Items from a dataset
##############################

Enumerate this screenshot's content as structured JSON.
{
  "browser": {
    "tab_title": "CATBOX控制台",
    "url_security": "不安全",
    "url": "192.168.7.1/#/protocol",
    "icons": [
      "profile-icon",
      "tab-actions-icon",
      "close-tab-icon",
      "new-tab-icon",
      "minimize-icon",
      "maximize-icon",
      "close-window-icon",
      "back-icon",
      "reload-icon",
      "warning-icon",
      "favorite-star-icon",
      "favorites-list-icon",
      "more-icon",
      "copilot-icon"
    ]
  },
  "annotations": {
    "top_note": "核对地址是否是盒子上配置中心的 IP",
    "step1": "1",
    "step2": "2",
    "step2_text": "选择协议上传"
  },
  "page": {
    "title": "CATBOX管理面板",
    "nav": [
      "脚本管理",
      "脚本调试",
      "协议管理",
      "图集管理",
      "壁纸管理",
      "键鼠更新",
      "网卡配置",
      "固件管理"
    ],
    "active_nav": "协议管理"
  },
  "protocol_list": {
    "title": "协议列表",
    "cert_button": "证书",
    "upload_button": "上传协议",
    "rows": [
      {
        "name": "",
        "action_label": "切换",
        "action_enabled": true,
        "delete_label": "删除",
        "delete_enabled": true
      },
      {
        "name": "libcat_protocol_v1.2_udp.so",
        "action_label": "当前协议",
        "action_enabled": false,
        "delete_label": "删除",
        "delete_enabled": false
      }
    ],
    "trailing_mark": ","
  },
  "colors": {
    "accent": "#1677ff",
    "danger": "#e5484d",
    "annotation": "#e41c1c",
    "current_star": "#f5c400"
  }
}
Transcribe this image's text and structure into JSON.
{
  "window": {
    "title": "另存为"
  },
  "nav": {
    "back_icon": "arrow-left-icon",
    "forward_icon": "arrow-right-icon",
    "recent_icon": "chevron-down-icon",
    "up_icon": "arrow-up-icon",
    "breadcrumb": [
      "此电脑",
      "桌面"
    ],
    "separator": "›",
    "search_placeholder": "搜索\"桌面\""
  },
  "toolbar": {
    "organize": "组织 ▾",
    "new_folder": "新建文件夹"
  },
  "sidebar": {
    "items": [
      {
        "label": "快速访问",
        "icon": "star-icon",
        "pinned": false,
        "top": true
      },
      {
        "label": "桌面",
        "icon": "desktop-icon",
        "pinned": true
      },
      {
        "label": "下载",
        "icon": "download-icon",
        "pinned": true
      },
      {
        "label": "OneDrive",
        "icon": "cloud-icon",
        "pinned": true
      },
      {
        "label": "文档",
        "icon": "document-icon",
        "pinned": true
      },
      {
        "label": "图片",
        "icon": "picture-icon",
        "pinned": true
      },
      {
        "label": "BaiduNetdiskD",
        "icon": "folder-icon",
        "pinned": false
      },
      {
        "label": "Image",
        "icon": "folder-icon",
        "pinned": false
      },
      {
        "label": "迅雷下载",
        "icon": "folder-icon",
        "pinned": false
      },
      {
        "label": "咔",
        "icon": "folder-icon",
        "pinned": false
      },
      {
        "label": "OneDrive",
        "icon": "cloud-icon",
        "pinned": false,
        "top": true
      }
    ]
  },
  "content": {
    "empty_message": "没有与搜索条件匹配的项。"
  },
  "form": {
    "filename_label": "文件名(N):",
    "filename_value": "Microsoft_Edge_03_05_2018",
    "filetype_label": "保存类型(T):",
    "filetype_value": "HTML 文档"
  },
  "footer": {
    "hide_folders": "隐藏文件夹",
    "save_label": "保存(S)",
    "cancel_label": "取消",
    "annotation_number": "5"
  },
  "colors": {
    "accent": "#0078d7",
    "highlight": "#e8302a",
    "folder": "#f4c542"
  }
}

##############################

(EXERCISE AIM) Emit the full listing verbatim.

(SOLUTION BELOW)
Enumerate this screenshot's content as structured JSON.
{
  "browser": {
    "tab_title": "CATBOX控制台",
    "url_security": "不安全",
    "url": "192.168.7.1/#/protocol",
    "icons": [
      "profile-icon",
      "tab-actions-icon",
      "close-tab-icon",
      "new-tab-icon",
      "minimize-icon",
      "maximize-icon",
      "close-window-icon",
      "back-icon",
      "reload-icon",
      "warning-icon",
      "favorite-star-icon",
      "favorites-list-icon",
      "more-icon",
      "copilot-icon"
    ]
  },
  "annotations": {
    "top_note": "核对地址是否是盒子上配置中心的 IP",
    "step1": "1",
    "step2": "2",
    "step2_text": "选择协议上传"
  },
  "page": {
    "title": "CATBOX管理面板",
    "nav": [
      "脚本管理",
      "脚本调试",
      "协议管理",
      "图集管理",
      "壁纸管理",
      "键鼠更新",
      "网卡配置",
      "固件管理"
    ],
    "active_nav": "协议管理"
  },
  "protocol_list": {
    "title": "协议列表",
    "cert_button": "证书",
    "upload_button": "上传协议",
    "rows": [
      {
        "name": "",
        "action_label": "切换",
        "action_enabled": true,
        "delete_label": "删除",
        "delete_enabled": true
      },
      {
        "name": "libcat_protocol_v1.2_udp.so",
        "action_label": "当前协议",
        "action_enabled": false,
        "delete_label": "删除",
        "delete_enabled": false
      }
    ],
    "trailing_mark": ","
  },
  "colors": {
    "accent": "#1677ff",
    "danger": "#e5484d",
    "annotation": "#e41c1c",
    "current_star": "#f5c400"
  }
}
Transcribe this image's text and structure into JSON.
{
  "window": {
    "title": "另存为"
  },
  "nav": {
    "back_icon": "arrow-left-icon",
    "forward_icon": "arrow-right-icon",
    "recent_icon": "chevron-down-icon",
    "up_icon": "arrow-up-icon",
    "breadcrumb": [
      "此电脑",
      "桌面"
    ],
    "separator": "›",
    "search_placeholder": "搜索\"桌面\""
  },
  "toolbar": {
    "organize": "组织 ▾",
    "new_folder": "新建文件夹"
  },
  "sidebar": {
    "items": [
      {
        "label": "快速访问",
        "icon": "star-icon",
        "pinned": false,
        "top": true
      },
      {
        "label": "桌面",
        "icon": "desktop-icon",
        "pinned": true
      },
      {
        "label": "下载",
        "icon": "download-icon",
        "pinned": true
      },
      {
        "label": "OneDrive",
        "icon": "cloud-icon",
        "pinned": true
      },
      {
        "label": "文档",
        "icon": "document-icon",
        "pinned": true
      },
      {
        "label": "图片",
        "icon": "picture-icon",
        "pinned": true
      },
      {
        "label": "BaiduNetdiskD",
        "icon": "folder-icon",
        "pinned": false
      },
      {
        "label": "Image",
        "icon": "folder-icon",
        "pinned": false
      },
      {
        "label": "迅雷下载",
        "icon": "folder-icon",
        "pinned": false
      },
      {
        "label": "咔",
        "icon": "folder-icon",
        "pinned": false
      },
      {
        "label": "OneDrive",
        "icon": "cloud-icon",
        "pinned": false,
        "top": true
      }
    ]
  },
  "content": {
    "empty_message": "没有与搜索条件匹配的项。"
  },
  "form": {
    "filename_label": "文件名(N):",
    "filename_value": "Microsoft_Edge_03_05_2018",
    "filetype_label": "保存类型(T):",
    "filetype_value": "HTML 文档"
  },
  "footer": {
    "hide_folders": "隐藏文件夹",
    "save_label": "保存(S)",
    "cancel_label": "取消",
    "annotation_number": "5"
  },
  "colors": {
    "accent": "#0078d7",
    "highlight": "#e8302a",
    "folder": "#f4c542"
  }
}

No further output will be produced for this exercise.